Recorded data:

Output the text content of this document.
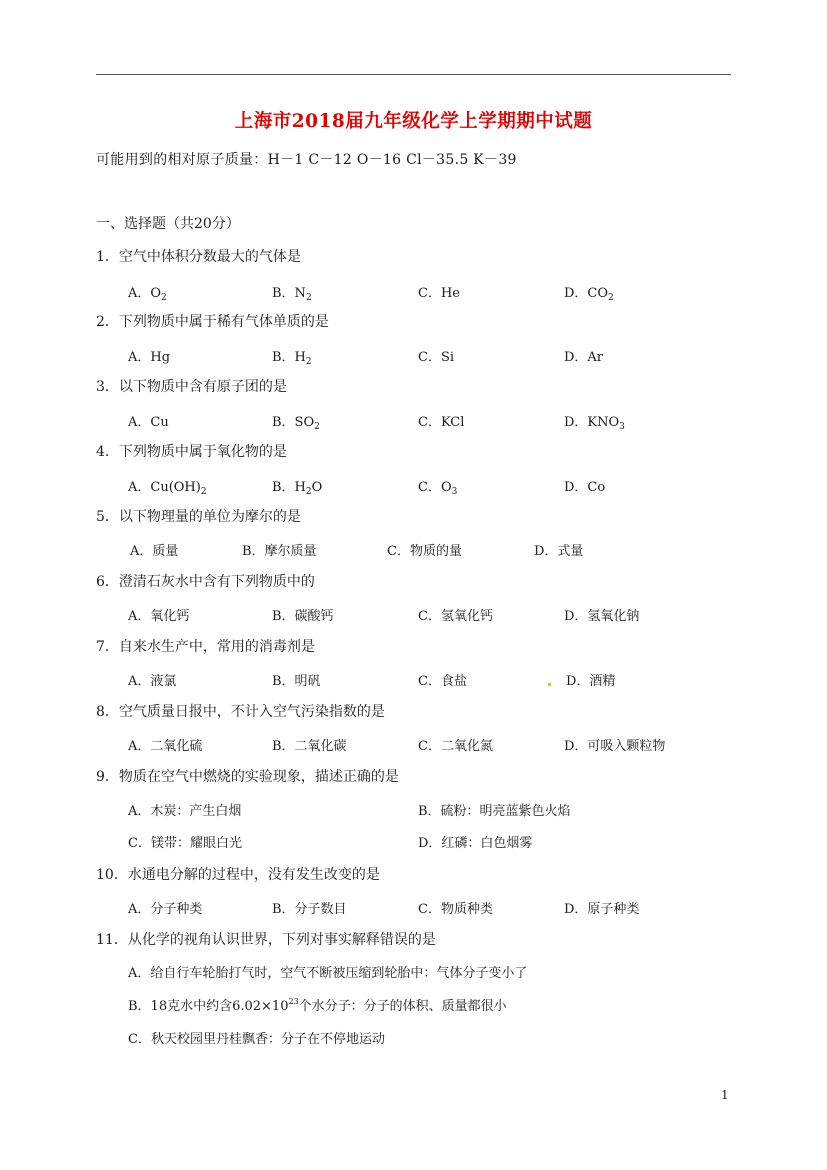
上海市2018届九年级化学上学期期中试题
可能用到的相对原子质量：H－1 C－12 O－16 Cl－35.5 K－39
一、选择题（共20分）
1．空气中体积分数最大的气体是
A．$O_2$	B．$N_2$	C．He	D．$CO_2$
2．下列物质中属于稀有气体单质的是
A．Hg	B．$H_2$	C．Si	D．Ar
3．以下物质中含有原子团的是
A．Cu	B．$SO_2$	C．KCl	D．$KNO_3$
4．下列物质中属于氧化物的是
A．$Cu(OH)_2$	B．$H_2O$	C．$O_3$	D．Co
5．以下物理量的单位为摩尔的是
A．质量	B．摩尔质量	C．物质的量	D．式量
6．澄清石灰水中含有下列物质中的
A．氧化钙	B．碳酸钙	C．氢氧化钙	D．氢氧化钠
7．自来水生产中，常用的消毒剂是
A．液氯	B．明矾	C．食盐	D．酒精
8．空气质量日报中，不计入空气污染指数的是
A．二氧化硫	B．二氧化碳	C．二氧化氮	D．可吸入颗粒物
9．物质在空气中燃烧的实验现象，描述正确的是
A．木炭：产生白烟	B．硫粉：明亮蓝紫色火焰
C．镁带：耀眼白光	D．红磷：白色烟雾
10．水通电分解的过程中，没有发生改变的是
A．分子种类	B．分子数目	C．物质种类	D．原子种类
11．从化学的视角认识世界，下列对事实解释错误的是
A．给自行车轮胎打气时，空气不断被压缩到轮胎中：气体分子变小了
B．18克水中约含$6.02\times 10^{23}$个水分子：分子的体积、质量都很小
C．秋天校园里丹桂飘香：分子在不停地运动
1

WORK TO BE COMPLETED :: Set each line of the records down exactly, leaving every picture out.

THE REPLY ::
Output the text content of this document.
上海市2018届九年级化学上学期期中试题
可能用到的相对原子质量：H－1 C－12 O－16 Cl－35.5 K－39
一、选择题（共20分）
1．空气中体积分数最大的气体是
A．$O_2$	B．$N_2$	C．He	D．$CO_2$
2．下列物质中属于稀有气体单质的是
A．Hg	B．$H_2$	C．Si	D．Ar
3．以下物质中含有原子团的是
A．Cu	B．$SO_2$	C．KCl	D．$KNO_3$
4．下列物质中属于氧化物的是
A．$Cu(OH)_2$	B．$H_2O$	C．$O_3$	D．Co
5．以下物理量的单位为摩尔的是
A．质量	B．摩尔质量	C．物质的量	D．式量
6．澄清石灰水中含有下列物质中的
A．氧化钙	B．碳酸钙	C．氢氧化钙	D．氢氧化钠
7．自来水生产中，常用的消毒剂是
A．液氯	B．明矾	C．食盐	D．酒精
8．空气质量日报中，不计入空气污染指数的是
A．二氧化硫	B．二氧化碳	C．二氧化氮	D．可吸入颗粒物
9．物质在空气中燃烧的实验现象，描述正确的是
A．木炭：产生白烟	B．硫粉：明亮蓝紫色火焰
C．镁带：耀眼白光	D．红磷：白色烟雾
10．水通电分解的过程中，没有发生改变的是
A．分子种类	B．分子数目	C．物质种类	D．原子种类
11．从化学的视角认识世界，下列对事实解释错误的是
A．给自行车轮胎打气时，空气不断被压缩到轮胎中：气体分子变小了
B．18克水中约含$6.02\times 10^{23}$个水分子：分子的体积、质量都很小
C．秋天校园里丹桂飘香：分子在不停地运动
1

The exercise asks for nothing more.